**EXCERPTED RECORDS:**
>> BEGIN
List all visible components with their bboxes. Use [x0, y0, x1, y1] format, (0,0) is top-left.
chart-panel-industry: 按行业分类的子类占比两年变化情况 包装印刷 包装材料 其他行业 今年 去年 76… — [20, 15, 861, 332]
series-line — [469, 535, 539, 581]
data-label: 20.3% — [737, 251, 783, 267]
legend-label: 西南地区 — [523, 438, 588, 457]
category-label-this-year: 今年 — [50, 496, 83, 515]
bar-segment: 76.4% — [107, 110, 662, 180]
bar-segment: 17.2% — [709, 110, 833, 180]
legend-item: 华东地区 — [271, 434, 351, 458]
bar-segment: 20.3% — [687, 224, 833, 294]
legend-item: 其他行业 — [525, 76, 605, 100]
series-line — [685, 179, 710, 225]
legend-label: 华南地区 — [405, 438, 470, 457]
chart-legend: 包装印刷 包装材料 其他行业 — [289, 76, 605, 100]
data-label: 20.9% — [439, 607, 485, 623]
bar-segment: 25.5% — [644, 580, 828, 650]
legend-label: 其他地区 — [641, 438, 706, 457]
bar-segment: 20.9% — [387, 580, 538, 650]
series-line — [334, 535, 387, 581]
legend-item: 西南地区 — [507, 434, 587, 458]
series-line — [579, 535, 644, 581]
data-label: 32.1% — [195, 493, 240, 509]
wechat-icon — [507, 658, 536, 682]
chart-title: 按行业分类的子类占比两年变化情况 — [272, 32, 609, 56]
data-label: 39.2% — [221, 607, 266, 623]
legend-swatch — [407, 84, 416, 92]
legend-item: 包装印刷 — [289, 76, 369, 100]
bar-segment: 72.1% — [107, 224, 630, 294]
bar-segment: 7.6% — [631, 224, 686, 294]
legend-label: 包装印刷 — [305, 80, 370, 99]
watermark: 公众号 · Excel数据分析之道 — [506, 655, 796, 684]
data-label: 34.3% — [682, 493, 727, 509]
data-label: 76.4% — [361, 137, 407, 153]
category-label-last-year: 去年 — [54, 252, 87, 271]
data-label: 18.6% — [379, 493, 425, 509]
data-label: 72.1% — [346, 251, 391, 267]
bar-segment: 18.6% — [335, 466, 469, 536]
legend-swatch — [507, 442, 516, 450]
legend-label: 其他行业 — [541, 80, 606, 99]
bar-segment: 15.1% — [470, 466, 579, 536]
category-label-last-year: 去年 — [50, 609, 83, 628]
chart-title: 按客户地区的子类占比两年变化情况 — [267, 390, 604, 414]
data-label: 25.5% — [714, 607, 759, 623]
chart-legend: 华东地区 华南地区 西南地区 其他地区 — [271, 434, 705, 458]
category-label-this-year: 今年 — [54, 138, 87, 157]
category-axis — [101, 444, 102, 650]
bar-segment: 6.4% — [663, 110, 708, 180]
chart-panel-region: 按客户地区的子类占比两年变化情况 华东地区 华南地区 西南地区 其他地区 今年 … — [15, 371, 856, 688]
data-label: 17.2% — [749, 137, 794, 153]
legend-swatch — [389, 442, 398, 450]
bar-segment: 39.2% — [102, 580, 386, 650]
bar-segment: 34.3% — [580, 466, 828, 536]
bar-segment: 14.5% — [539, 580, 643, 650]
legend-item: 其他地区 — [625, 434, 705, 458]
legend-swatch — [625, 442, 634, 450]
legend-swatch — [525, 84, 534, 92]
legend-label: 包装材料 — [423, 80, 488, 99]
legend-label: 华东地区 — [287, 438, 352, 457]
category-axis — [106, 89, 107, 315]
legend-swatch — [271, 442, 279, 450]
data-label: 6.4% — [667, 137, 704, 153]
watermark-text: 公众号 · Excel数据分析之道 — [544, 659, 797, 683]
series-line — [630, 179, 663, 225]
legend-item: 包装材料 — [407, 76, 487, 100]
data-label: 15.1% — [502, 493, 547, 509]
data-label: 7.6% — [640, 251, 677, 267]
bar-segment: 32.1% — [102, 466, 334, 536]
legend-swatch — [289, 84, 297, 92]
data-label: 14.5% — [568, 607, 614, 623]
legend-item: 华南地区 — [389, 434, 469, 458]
>> END
**WRITTEN PROBLEM:** How many lines above contain the string "包装印刷"? Reply with the number only.

**FULL OUTPUT:** 4